== PROVIDED MATERIAL ==

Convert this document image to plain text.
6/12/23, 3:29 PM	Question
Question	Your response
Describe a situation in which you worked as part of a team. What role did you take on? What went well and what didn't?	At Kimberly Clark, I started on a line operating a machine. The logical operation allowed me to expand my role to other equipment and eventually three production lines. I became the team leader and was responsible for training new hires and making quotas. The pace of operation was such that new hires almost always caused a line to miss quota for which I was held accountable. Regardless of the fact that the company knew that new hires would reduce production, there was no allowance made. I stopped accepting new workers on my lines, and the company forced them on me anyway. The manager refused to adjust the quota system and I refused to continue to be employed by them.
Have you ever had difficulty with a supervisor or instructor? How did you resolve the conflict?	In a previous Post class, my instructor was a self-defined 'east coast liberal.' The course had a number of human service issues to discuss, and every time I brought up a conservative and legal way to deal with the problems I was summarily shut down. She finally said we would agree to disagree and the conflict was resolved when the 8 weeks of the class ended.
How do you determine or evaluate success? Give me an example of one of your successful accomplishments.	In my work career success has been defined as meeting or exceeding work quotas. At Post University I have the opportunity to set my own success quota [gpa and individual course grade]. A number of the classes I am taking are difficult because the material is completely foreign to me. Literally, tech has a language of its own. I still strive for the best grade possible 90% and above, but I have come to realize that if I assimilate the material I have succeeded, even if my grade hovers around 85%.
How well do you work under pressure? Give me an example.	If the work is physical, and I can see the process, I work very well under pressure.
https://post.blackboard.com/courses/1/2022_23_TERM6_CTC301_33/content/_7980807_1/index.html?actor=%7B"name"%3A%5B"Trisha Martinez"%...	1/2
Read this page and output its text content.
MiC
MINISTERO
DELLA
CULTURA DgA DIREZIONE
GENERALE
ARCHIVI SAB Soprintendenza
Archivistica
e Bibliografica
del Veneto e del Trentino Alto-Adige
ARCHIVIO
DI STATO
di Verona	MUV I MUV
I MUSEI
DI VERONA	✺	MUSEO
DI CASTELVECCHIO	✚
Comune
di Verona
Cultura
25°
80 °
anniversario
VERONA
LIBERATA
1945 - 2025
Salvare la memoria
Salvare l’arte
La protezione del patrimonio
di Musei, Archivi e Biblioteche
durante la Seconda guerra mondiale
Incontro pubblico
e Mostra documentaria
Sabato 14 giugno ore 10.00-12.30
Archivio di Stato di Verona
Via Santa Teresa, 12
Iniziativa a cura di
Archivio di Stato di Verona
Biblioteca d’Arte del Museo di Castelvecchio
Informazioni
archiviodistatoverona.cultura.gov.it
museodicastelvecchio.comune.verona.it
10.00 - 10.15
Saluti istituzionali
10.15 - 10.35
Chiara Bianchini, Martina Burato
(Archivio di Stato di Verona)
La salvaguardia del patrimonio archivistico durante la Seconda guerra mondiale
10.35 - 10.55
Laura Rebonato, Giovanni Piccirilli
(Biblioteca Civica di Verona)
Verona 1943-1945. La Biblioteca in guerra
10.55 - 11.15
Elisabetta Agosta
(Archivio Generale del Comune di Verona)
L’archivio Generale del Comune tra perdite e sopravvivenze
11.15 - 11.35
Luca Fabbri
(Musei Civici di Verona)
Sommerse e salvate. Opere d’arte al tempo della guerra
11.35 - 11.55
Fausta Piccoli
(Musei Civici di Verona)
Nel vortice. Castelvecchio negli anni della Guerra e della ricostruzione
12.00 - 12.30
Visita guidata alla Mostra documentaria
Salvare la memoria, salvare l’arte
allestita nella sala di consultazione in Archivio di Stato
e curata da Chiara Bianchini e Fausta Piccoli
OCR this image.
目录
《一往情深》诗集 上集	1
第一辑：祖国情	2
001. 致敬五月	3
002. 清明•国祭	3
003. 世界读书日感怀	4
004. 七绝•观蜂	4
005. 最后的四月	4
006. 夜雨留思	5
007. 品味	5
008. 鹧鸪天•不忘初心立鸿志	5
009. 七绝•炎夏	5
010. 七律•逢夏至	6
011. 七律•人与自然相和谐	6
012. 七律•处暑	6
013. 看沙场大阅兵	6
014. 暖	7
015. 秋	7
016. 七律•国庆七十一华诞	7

== EXERCISE PROMPT ==
What number of lines in the records contain the word "Question"? Answer with that number alone.

== EXERCISE RESPONSE ==
2